Problem to work on: Retype, without alteration, each line from the line containing "What data populates" to the final line of the records.

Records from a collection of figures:
__________
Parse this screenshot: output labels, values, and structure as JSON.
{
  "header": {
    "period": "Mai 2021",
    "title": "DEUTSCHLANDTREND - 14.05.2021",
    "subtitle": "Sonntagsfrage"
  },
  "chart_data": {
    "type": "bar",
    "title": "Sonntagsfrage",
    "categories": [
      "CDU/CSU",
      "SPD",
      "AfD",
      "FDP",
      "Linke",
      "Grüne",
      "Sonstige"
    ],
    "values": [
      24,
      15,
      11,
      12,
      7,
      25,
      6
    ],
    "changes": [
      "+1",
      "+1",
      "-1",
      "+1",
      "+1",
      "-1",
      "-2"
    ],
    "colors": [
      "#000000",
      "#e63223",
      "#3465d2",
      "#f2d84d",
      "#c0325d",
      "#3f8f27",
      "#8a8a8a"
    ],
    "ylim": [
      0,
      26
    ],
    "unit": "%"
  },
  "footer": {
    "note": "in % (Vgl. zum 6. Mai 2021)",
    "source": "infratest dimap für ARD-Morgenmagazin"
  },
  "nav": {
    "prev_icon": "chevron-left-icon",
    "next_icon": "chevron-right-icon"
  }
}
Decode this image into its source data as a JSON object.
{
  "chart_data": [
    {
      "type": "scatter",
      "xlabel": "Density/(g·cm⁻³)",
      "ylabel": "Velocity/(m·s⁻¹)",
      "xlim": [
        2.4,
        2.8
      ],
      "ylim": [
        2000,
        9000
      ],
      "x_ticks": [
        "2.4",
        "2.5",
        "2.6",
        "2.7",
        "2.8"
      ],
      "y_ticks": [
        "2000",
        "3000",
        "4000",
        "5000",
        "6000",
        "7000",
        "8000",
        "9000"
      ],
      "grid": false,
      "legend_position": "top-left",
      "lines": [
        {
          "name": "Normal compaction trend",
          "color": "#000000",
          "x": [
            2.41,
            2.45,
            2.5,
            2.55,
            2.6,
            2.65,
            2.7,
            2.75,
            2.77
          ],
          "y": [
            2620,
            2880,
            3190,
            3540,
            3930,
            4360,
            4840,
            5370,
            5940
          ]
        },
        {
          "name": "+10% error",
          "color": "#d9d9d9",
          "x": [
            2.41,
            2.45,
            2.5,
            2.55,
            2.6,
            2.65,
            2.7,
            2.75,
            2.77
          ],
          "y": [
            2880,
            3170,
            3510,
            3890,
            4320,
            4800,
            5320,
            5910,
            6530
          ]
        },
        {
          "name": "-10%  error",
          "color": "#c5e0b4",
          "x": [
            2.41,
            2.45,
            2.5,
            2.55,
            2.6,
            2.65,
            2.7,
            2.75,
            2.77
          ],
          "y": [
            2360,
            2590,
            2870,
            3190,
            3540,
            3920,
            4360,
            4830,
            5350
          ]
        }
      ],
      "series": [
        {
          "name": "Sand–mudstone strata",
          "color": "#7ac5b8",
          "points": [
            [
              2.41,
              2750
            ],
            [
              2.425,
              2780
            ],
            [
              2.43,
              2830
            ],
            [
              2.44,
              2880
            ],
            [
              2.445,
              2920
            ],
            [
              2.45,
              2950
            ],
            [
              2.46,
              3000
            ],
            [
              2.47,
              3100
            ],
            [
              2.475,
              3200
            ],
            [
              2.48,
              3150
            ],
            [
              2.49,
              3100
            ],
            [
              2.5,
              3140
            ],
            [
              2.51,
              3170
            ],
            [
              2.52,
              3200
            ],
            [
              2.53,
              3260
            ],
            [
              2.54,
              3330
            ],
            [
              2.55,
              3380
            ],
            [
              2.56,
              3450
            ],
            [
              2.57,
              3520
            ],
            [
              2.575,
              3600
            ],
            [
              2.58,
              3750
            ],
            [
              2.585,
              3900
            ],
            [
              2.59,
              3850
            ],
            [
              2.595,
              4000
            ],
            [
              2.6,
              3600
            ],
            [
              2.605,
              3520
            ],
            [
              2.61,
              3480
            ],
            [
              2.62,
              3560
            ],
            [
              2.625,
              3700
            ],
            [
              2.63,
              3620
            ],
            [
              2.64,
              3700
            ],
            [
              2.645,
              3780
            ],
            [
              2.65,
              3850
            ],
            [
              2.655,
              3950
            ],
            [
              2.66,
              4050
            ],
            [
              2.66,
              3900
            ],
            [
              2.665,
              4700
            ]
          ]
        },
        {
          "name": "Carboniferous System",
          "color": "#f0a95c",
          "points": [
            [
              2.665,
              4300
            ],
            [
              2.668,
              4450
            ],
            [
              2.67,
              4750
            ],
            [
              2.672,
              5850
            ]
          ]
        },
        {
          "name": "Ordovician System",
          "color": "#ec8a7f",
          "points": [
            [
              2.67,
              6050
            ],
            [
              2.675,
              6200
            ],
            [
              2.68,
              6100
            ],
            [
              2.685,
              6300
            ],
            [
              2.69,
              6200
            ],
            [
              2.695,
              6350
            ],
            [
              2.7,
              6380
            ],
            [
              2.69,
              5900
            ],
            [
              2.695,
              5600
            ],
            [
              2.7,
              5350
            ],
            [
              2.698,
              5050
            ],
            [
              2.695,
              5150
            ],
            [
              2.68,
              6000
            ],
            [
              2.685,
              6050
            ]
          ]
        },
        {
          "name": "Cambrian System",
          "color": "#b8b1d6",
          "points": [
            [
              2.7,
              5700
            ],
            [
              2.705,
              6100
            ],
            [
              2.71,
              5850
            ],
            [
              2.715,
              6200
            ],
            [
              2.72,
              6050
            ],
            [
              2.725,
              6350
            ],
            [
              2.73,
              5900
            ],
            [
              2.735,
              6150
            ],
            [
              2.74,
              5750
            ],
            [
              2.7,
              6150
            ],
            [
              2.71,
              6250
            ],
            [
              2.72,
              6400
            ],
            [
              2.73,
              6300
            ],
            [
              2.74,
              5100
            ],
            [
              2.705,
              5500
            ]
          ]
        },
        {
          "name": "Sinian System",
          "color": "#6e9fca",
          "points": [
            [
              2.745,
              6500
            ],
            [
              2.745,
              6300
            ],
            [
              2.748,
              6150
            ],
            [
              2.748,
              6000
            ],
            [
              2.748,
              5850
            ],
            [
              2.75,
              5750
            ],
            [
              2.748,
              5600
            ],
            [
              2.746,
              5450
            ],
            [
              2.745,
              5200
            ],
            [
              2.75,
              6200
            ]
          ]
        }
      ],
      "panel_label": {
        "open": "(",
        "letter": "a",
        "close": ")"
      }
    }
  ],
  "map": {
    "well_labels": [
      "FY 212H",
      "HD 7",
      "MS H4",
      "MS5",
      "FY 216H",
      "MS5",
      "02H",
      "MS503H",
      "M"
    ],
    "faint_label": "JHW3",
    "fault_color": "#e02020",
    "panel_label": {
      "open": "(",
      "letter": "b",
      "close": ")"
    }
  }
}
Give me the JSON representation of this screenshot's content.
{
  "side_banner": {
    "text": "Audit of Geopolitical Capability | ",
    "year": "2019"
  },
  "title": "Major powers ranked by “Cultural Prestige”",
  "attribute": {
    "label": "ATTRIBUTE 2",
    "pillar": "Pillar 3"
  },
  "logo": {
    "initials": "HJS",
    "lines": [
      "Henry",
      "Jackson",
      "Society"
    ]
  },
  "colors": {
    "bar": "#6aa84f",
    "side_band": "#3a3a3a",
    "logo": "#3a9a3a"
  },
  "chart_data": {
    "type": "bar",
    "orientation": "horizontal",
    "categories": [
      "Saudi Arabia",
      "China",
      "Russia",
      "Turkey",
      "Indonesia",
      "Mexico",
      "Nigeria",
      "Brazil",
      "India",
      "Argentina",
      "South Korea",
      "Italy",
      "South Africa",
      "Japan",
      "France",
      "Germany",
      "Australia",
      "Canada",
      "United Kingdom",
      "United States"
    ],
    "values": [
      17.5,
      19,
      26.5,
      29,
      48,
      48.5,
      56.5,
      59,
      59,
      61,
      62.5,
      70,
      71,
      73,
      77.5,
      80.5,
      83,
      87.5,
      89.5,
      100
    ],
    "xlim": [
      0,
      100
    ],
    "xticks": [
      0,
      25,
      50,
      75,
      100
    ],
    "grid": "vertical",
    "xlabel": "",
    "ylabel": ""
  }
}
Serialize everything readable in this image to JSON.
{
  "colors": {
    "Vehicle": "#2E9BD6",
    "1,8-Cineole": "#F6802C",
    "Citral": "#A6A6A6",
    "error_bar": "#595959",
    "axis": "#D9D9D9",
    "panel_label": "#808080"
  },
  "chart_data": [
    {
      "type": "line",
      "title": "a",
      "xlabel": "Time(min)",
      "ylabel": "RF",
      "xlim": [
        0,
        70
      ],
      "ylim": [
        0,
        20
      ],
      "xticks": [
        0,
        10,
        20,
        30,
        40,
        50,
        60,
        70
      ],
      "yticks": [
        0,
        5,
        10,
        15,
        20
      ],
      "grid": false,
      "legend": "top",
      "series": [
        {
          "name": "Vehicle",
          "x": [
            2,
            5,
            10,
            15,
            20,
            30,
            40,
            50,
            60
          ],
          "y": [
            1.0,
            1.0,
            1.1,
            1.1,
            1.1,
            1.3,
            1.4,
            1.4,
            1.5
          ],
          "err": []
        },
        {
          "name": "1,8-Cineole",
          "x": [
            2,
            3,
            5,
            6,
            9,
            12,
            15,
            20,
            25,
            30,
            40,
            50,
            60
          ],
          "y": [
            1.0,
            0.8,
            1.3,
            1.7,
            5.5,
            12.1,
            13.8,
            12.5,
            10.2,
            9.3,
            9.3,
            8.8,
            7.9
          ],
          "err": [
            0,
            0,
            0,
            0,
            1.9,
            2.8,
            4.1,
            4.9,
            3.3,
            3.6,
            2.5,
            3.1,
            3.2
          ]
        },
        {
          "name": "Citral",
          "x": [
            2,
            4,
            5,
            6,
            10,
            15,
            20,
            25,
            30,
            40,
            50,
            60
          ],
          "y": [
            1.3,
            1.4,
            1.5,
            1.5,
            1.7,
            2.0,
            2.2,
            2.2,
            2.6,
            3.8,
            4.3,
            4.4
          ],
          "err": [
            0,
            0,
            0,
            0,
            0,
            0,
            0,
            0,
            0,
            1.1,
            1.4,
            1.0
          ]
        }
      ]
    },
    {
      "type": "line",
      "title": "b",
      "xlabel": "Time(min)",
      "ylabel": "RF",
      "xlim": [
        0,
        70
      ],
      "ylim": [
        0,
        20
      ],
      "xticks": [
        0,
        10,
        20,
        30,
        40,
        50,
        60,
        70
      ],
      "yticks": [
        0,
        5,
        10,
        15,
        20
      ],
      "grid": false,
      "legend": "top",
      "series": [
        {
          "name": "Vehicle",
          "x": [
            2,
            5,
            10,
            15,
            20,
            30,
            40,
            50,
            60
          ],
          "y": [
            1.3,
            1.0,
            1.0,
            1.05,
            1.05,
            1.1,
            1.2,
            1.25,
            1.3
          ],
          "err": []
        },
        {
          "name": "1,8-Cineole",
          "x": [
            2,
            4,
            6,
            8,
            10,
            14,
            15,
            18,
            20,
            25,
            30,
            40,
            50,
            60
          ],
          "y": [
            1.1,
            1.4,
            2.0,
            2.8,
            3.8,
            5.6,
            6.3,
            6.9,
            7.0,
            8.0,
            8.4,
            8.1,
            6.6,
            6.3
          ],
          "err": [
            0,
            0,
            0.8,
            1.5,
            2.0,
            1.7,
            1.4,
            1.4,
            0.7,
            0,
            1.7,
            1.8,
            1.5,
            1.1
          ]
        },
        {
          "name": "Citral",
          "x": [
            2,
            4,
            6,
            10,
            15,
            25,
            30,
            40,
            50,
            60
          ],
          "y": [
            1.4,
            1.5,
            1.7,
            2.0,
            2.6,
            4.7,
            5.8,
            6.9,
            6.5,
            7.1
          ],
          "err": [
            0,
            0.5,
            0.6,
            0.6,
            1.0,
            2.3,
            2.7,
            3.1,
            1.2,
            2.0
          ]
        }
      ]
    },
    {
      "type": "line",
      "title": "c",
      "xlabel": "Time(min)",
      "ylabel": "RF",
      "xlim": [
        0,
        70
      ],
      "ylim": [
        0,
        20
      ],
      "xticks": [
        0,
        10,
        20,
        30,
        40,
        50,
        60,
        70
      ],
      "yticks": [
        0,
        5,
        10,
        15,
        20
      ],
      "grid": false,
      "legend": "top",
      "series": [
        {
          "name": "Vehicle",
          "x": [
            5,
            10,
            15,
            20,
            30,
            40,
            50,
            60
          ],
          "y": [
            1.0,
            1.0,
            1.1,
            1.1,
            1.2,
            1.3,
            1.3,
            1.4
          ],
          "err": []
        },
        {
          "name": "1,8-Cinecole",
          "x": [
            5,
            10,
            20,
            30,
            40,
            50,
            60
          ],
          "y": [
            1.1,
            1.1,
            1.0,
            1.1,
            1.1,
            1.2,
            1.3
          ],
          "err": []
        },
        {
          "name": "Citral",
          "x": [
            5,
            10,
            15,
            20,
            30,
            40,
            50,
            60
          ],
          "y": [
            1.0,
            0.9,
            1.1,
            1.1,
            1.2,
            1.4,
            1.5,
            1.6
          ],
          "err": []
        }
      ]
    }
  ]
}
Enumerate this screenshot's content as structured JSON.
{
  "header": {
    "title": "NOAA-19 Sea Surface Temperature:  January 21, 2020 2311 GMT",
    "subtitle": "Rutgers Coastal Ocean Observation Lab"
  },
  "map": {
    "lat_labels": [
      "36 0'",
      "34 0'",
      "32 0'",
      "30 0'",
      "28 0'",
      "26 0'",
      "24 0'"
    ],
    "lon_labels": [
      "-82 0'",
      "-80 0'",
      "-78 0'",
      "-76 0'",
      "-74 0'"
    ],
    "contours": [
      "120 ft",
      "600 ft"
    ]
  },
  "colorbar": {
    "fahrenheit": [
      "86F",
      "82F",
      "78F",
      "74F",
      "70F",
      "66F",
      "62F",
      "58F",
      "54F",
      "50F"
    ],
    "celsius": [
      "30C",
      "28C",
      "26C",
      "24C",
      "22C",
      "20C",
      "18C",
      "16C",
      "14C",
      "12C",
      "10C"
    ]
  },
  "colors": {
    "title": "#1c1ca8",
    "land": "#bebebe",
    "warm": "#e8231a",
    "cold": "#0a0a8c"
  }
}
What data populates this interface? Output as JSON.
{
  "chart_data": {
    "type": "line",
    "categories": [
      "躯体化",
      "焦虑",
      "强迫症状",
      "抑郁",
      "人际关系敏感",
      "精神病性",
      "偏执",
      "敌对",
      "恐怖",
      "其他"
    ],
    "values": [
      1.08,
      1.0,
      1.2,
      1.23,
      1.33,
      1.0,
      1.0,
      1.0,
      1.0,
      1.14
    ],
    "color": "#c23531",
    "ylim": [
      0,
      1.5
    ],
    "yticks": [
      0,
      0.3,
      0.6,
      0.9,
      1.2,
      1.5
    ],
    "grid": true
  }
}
__________
Task output:
What data populates this interface? Output as JSON.
{
  "chart_data": {
    "type": "line",
    "categories": [
      "躯体化",
      "焦虑",
      "强迫症状",
      "抑郁",
      "人际关系敏感",
      "精神病性",
      "偏执",
      "敌对",
      "恐怖",
      "其他"
    ],
    "values": [
      1.08,
      1.0,
      1.2,
      1.23,
      1.33,
      1.0,
      1.0,
      1.0,
      1.0,
      1.14
    ],
    "color": "#c23531",
    "ylim": [
      0,
      1.5
    ],
    "yticks": [
      0,
      0.3,
      0.6,
      0.9,
      1.2,
      1.5
    ],
    "grid": true
  }
}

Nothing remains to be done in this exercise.